→ **Records for processing**
Begin

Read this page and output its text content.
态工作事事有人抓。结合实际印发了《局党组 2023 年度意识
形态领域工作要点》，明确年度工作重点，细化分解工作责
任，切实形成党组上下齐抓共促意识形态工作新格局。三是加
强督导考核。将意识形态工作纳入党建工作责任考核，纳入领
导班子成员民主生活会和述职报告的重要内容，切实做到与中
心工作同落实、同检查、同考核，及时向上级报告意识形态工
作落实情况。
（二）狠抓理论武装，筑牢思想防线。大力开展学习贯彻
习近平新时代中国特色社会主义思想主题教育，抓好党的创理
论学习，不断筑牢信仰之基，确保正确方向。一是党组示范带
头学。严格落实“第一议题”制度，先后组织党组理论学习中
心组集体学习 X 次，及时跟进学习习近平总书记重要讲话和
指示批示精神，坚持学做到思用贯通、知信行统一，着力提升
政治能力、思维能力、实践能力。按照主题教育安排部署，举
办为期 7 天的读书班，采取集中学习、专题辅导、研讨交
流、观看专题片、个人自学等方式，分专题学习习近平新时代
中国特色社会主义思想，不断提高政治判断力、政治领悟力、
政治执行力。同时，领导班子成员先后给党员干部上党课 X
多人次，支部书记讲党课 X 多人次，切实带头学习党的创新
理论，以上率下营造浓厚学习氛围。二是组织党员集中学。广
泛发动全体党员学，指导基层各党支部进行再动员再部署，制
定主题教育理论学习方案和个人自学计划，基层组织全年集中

End

→ **What you need to do**
All of the entries must be quoted exactly; please include each one.

→ **Result below**
Read this page and output its text content.
态工作事事有人抓。结合实际印发了《局党组 2023 年度意识
形态领域工作要点》，明确年度工作重点，细化分解工作责
任，切实形成党组上下齐抓共促意识形态工作新格局。三是加
强督导考核。将意识形态工作纳入党建工作责任考核，纳入领
导班子成员民主生活会和述职报告的重要内容，切实做到与中
心工作同落实、同检查、同考核，及时向上级报告意识形态工
作落实情况。
（二）狠抓理论武装，筑牢思想防线。大力开展学习贯彻
习近平新时代中国特色社会主义思想主题教育，抓好党的创理
论学习，不断筑牢信仰之基，确保正确方向。一是党组示范带
头学。严格落实“第一议题”制度，先后组织党组理论学习中
心组集体学习 X 次，及时跟进学习习近平总书记重要讲话和
指示批示精神，坚持学做到思用贯通、知信行统一，着力提升
政治能力、思维能力、实践能力。按照主题教育安排部署，举
办为期 7 天的读书班，采取集中学习、专题辅导、研讨交
流、观看专题片、个人自学等方式，分专题学习习近平新时代
中国特色社会主义思想，不断提高政治判断力、政治领悟力、
政治执行力。同时，领导班子成员先后给党员干部上党课 X
多人次，支部书记讲党课 X 多人次，切实带头学习党的创新
理论，以上率下营造浓厚学习氛围。二是组织党员集中学。广
泛发动全体党员学，指导基层各党支部进行再动员再部署，制
定主题教育理论学习方案和个人自学计划，基层组织全年集中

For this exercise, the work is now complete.